### Exercise instructions
Pictures do not belong in the copy. Return all of the entries exactly.

(Figure dataset records)
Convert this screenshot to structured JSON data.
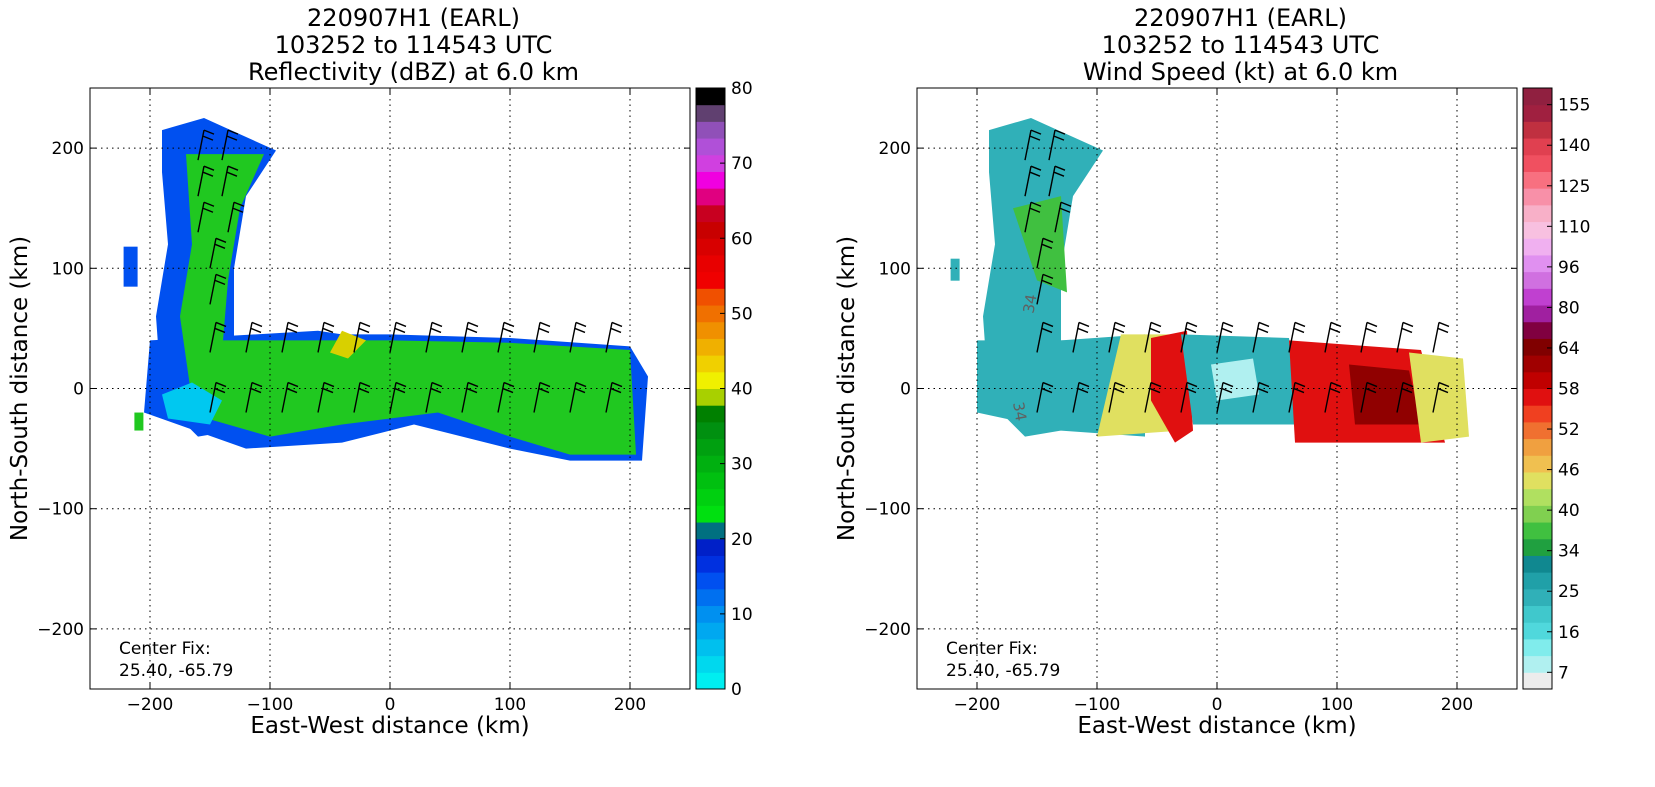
{
  "chart_data": [
    {
      "type": "heatmap",
      "title_lines": [
        "220907H1 (EARL)",
        "103252 to 114543 UTC",
        "Reflectivity (dBZ) at 6.0 km"
      ],
      "xlabel": "East-West distance (km)",
      "ylabel": "North-South distance (km)",
      "xlim": [
        -250,
        250
      ],
      "ylim": [
        -250,
        250
      ],
      "xticks": [
        -200,
        -100,
        0,
        100,
        200
      ],
      "yticks": [
        -200,
        -100,
        0,
        100,
        200
      ],
      "xtick_labels": [
        "−200",
        "−100",
        "0",
        "100",
        "200"
      ],
      "ytick_labels": [
        "−200",
        "−100",
        "0",
        "100",
        "200"
      ],
      "grid": true,
      "annotation": [
        "Center Fix:",
        "25.40, -65.79"
      ],
      "colorbar": {
        "min": 0,
        "max": 80,
        "ticks": [
          0,
          10,
          20,
          30,
          40,
          50,
          60,
          70,
          80
        ],
        "tick_labels": [
          "0",
          "10",
          "20",
          "30",
          "40",
          "50",
          "60",
          "70",
          "80"
        ],
        "colors": [
          "#00eef0",
          "#00d8ee",
          "#00c0ee",
          "#00a8f0",
          "#0090f0",
          "#0070f0",
          "#0050f0",
          "#0030e0",
          "#0020c8",
          "#007080",
          "#00e010",
          "#00d010",
          "#00c010",
          "#00b010",
          "#00a010",
          "#009010",
          "#008000",
          "#a8d000",
          "#f0f000",
          "#f0d000",
          "#f0b000",
          "#f09000",
          "#f07000",
          "#f05000",
          "#f00000",
          "#e80000",
          "#d80000",
          "#c80000",
          "#c80020",
          "#e00080",
          "#f000e0",
          "#d040e0",
          "#b050d8",
          "#9050b8",
          "#604070",
          "#000000"
        ]
      },
      "field_shading": {
        "green": "#20c820",
        "blue": "#0050f0",
        "cyan": "#00c8f0",
        "yellow": "#d8d000"
      }
    },
    {
      "type": "heatmap",
      "title_lines": [
        "220907H1 (EARL)",
        "103252 to 114543 UTC",
        "Wind Speed (kt) at 6.0 km"
      ],
      "xlabel": "East-West distance (km)",
      "ylabel": "North-South distance (km)",
      "xlim": [
        -250,
        250
      ],
      "ylim": [
        -250,
        250
      ],
      "xticks": [
        -200,
        -100,
        0,
        100,
        200
      ],
      "yticks": [
        -200,
        -100,
        0,
        100,
        200
      ],
      "xtick_labels": [
        "−200",
        "−100",
        "0",
        "100",
        "200"
      ],
      "ytick_labels": [
        "−200",
        "−100",
        "0",
        "100",
        "200"
      ],
      "grid": true,
      "annotation": [
        "Center Fix:",
        "25.40, -65.79"
      ],
      "contour_label": "34",
      "colorbar": {
        "min": 0,
        "max": 160,
        "tick_labels": [
          "7",
          "16",
          "25",
          "34",
          "40",
          "46",
          "52",
          "58",
          "64",
          "80",
          "96",
          "110",
          "125",
          "140",
          "155"
        ],
        "colors": [
          "#ececec",
          "#b0f0f0",
          "#80ecec",
          "#50d8dc",
          "#40c8cc",
          "#30b0b8",
          "#20a0a8",
          "#108890",
          "#20a040",
          "#40c040",
          "#80d050",
          "#b0e060",
          "#e0e060",
          "#f0c050",
          "#f0a040",
          "#f07030",
          "#f04020",
          "#e01010",
          "#c00000",
          "#a00000",
          "#800000",
          "#800040",
          "#a020a0",
          "#c040d0",
          "#d070e0",
          "#e090f0",
          "#f0b0f0",
          "#f8c0e0",
          "#f8b0c8",
          "#f890a8",
          "#f87080",
          "#f05060",
          "#e04050",
          "#c03040",
          "#a02040",
          "#902040"
        ]
      },
      "field_shading": {
        "teal": "#30b0b8",
        "light-cyan": "#b0f0f0",
        "green": "#40c040",
        "yellow": "#e0e060",
        "red": "#e01010",
        "dark-red": "#900000"
      }
    }
  ]
}
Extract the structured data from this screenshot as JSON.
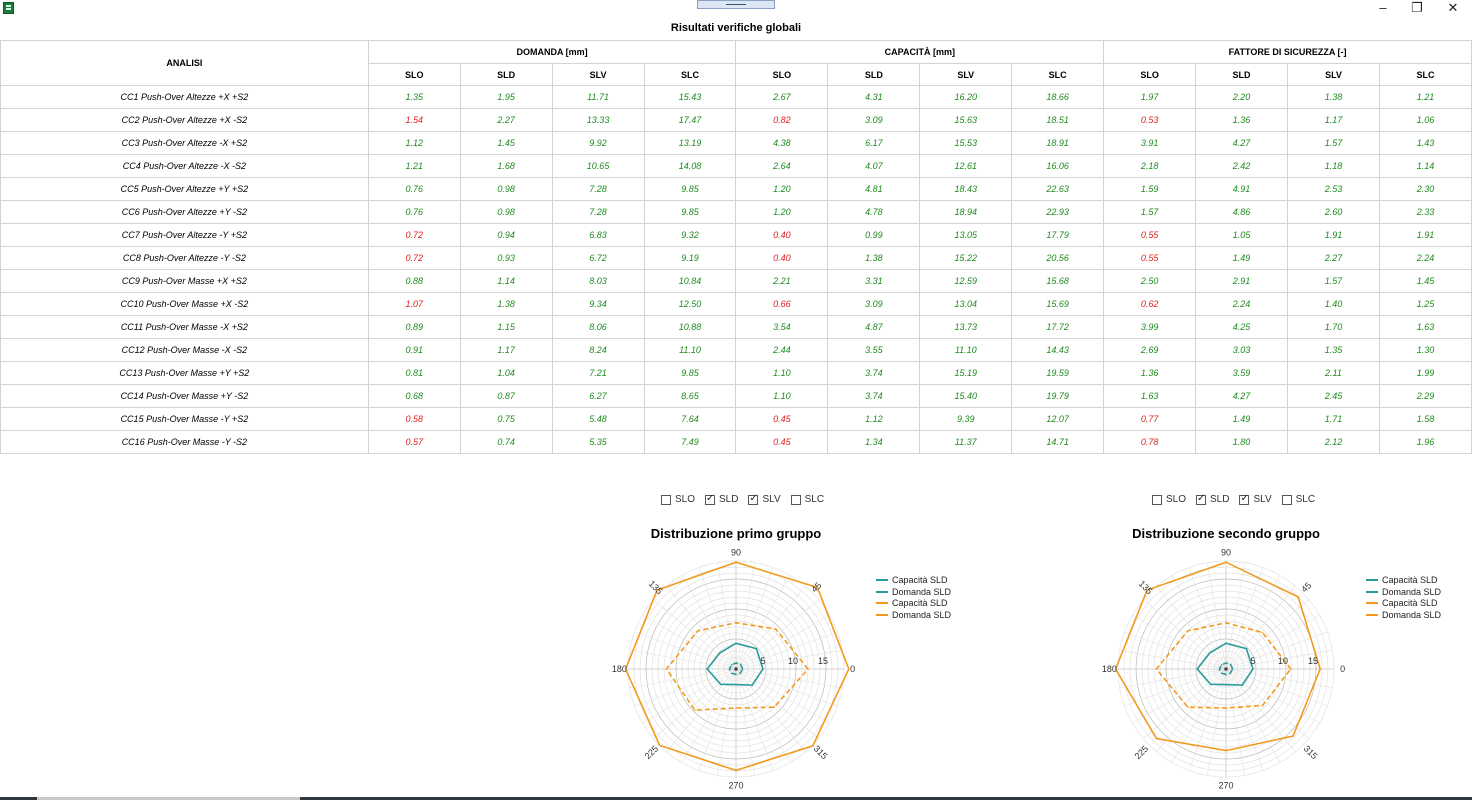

### Solved exercise
Convert this screenshot to structured JSON data.
{
  "chart_data": [
    {
      "type": "heatmap",
      "title_lines": [
        "220907H1 (EARL)",
        "103252 to 114543 UTC",
        "Reflectivity (dBZ) at 6.0 km"
      ],
      "xlabel": "East-West distance (km)",
      "ylabel": "North-South distance (km)",
      "xlim": [
        -250,
        250
      ],
      "ylim": [
        -250,
        250
      ],
      "xticks": [
        -200,
        -100,
        0,
        100,
        200
      ],
      "yticks": [
        -200,
        -100,
        0,
        100,
        200
      ],
      "xtick_labels": [
        "−200",
        "−100",
        "0",
        "100",
        "200"
      ],
      "ytick_labels": [
        "−200",
        "−100",
        "0",
        "100",
        "200"
      ],
      "grid": true,
      "annotation": [
        "Center Fix:",
        "25.40, -65.79"
      ],
      "colorbar": {
        "min": 0,
        "max": 80,
        "ticks": [
          0,
          10,
          20,
          30,
          40,
          50,
          60,
          70,
          80
        ],
        "tick_labels": [
          "0",
          "10",
          "20",
          "30",
          "40",
          "50",
          "60",
          "70",
          "80"
        ],
        "colors": [
          "#00eef0",
          "#00d8ee",
          "#00c0ee",
          "#00a8f0",
          "#0090f0",
          "#0070f0",
          "#0050f0",
          "#0030e0",
          "#0020c8",
          "#007080",
          "#00e010",
          "#00d010",
          "#00c010",
          "#00b010",
          "#00a010",
          "#009010",
          "#008000",
          "#a8d000",
          "#f0f000",
          "#f0d000",
          "#f0b000",
          "#f09000",
          "#f07000",
          "#f05000",
          "#f00000",
          "#e80000",
          "#d80000",
          "#c80000",
          "#c80020",
          "#e00080",
          "#f000e0",
          "#d040e0",
          "#b050d8",
          "#9050b8",
          "#604070",
          "#000000"
        ]
      },
      "field_shading": {
        "green": "#20c820",
        "blue": "#0050f0",
        "cyan": "#00c8f0",
        "yellow": "#d8d000"
      }
    },
    {
      "type": "heatmap",
      "title_lines": [
        "220907H1 (EARL)",
        "103252 to 114543 UTC",
        "Wind Speed (kt) at 6.0 km"
      ],
      "xlabel": "East-West distance (km)",
      "ylabel": "North-South distance (km)",
      "xlim": [
        -250,
        250
      ],
      "ylim": [
        -250,
        250
      ],
      "xticks": [
        -200,
        -100,
        0,
        100,
        200
      ],
      "yticks": [
        -200,
        -100,
        0,
        100,
        200
      ],
      "xtick_labels": [
        "−200",
        "−100",
        "0",
        "100",
        "200"
      ],
      "ytick_labels": [
        "−200",
        "−100",
        "0",
        "100",
        "200"
      ],
      "grid": true,
      "annotation": [
        "Center Fix:",
        "25.40, -65.79"
      ],
      "contour_label": "34",
      "colorbar": {
        "min": 0,
        "max": 160,
        "tick_labels": [
          "7",
          "16",
          "25",
          "34",
          "40",
          "46",
          "52",
          "58",
          "64",
          "80",
          "96",
          "110",
          "125",
          "140",
          "155"
        ],
        "colors": [
          "#ececec",
          "#b0f0f0",
          "#80ecec",
          "#50d8dc",
          "#40c8cc",
          "#30b0b8",
          "#20a0a8",
          "#108890",
          "#20a040",
          "#40c040",
          "#80d050",
          "#b0e060",
          "#e0e060",
          "#f0c050",
          "#f0a040",
          "#f07030",
          "#f04020",
          "#e01010",
          "#c00000",
          "#a00000",
          "#800000",
          "#800040",
          "#a020a0",
          "#c040d0",
          "#d070e0",
          "#e090f0",
          "#f0b0f0",
          "#f8c0e0",
          "#f8b0c8",
          "#f890a8",
          "#f87080",
          "#f05060",
          "#e04050",
          "#c03040",
          "#a02040",
          "#902040"
        ]
      },
      "field_shading": {
        "teal": "#30b0b8",
        "light-cyan": "#b0f0f0",
        "green": "#40c040",
        "yellow": "#e0e060",
        "red": "#e01010",
        "dark-red": "#900000"
      }
    }
  ]
}
Extract the structured data from this screenshot as JSON.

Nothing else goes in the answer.